**Fragmento del documento**

>>>

Ha muerto Carlos Fuentes, gloria de las Letras mexicanas. Fuentes ha sido, sin duda, una gran figura de la literatura. Pero en la persona de carne y hueso de Carlos Fuentes hubo otros rasgos menos conocidos y también menos luminosos. Uno de ellos, la incongruencia entre su estilo personal de vida y su posición pública frente al poder. Otra más -que es la que interesa destacar aquí-, su afinidad con las formas autoritarias de organizar la producción y su antagonismo a la economía de mercado.

Salvo algunas corrientes místicas católicas, nadie en su momento alcanzó a vislumbrar la caída del comunismo. En retrospectiva, inmensamente improbable, aparece la posibilidad de que Carlos Fuentes se hubiera pronunciado en ese sentido. Cuando Cuba cayó en la órbita soviética, lo menos que preocupó al escritor mexicano fue la implantación en ese país insular de la economía estatizada y la planificación central. Ello sin considerar que esa centralización total era propicia para la anulación de las libertades individuales y el despotismo.

Sobre todo tomando en cuenta la identificación de Fuentes con su generación intelectual, fue natural que denunciara al imperialismo yanqui. Pero resultó un gran paso extralógico partir de ahí para apoyar las fórmulas económicas del populismo (que en el fondo no es más que una expresión autoritaria). Así, escribió Fuentes, contra la anarquía empobrecedora de la libre empresa había que impulsar un Estado fuerte que asumiese la dirección total, la planificación racional y popular del desarrollo económico .

<<<

**Extractos de entradas**
>>>

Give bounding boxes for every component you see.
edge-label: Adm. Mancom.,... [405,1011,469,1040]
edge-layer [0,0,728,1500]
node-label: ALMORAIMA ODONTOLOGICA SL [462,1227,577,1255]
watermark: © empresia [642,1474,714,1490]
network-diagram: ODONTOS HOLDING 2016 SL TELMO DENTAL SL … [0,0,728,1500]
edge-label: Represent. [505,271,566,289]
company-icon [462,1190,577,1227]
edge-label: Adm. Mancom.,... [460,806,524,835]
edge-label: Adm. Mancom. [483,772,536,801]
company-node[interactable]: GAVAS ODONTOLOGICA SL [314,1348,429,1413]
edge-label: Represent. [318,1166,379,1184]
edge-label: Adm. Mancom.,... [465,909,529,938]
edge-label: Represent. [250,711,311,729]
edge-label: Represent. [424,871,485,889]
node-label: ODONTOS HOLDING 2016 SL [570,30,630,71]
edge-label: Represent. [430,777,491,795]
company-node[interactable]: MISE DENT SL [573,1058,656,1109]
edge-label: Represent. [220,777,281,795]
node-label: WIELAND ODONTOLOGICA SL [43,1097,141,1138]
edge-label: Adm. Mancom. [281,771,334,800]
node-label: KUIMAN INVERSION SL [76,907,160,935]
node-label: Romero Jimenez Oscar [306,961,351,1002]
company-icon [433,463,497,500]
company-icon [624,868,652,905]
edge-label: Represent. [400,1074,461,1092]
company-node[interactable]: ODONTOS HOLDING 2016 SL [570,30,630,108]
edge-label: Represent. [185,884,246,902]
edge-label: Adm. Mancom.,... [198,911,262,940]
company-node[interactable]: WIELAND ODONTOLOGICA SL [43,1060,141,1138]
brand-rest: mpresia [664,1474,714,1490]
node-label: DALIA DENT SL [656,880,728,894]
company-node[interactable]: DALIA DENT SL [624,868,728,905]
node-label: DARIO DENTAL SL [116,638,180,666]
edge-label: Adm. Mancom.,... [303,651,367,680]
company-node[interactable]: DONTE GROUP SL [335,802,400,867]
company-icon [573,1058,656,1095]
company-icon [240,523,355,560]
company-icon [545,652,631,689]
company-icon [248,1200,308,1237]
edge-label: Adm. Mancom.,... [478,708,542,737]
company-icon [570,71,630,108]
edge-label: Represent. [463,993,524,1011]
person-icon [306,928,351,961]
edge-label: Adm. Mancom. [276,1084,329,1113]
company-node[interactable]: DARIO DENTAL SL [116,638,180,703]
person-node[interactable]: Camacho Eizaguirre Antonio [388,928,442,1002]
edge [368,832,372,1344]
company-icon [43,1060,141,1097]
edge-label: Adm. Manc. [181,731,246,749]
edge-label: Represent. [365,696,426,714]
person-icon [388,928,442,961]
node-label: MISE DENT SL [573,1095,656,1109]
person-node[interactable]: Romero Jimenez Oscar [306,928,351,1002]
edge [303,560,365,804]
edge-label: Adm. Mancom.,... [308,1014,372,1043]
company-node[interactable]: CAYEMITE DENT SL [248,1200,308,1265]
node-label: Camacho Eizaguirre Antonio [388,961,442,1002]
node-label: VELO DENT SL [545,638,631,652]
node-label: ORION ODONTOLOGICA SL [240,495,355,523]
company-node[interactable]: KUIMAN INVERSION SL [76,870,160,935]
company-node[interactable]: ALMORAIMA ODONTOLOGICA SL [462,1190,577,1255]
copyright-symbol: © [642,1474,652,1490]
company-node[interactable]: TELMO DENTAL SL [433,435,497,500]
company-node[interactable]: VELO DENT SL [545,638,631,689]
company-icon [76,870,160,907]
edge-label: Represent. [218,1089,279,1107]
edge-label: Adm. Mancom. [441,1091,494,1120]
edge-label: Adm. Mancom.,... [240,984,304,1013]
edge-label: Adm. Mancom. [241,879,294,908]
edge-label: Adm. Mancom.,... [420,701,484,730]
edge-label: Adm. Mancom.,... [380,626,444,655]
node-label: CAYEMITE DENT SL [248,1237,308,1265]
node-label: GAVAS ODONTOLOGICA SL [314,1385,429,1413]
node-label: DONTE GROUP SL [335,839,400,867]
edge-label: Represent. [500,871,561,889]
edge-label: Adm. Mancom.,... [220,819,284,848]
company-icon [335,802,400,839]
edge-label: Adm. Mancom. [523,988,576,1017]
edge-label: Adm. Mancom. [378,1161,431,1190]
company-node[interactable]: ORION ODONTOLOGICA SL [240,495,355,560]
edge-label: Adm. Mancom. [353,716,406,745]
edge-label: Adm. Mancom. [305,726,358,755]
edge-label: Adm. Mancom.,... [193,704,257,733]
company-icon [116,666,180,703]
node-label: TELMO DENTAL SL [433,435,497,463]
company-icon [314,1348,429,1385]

<<<

**Explorar el material**
A. Enumere, por favor, los rasgos menos conocidos de Carlos Fuentes que señala el primer párrafo del texto sobre Carlos Fuentes.
B. Según el texto sobre Carlos Fuentes, ¿en qué órbita cayó Cuba?

**Resultados del ejercicio**
A.
- La incongruencia entre su estilo personal de vida y su posición pública frente al poder
- Su afinidad con las formas autoritarias de organizar la producción
- Su antagonismo a la economía de mercado

B. En la órbita soviética.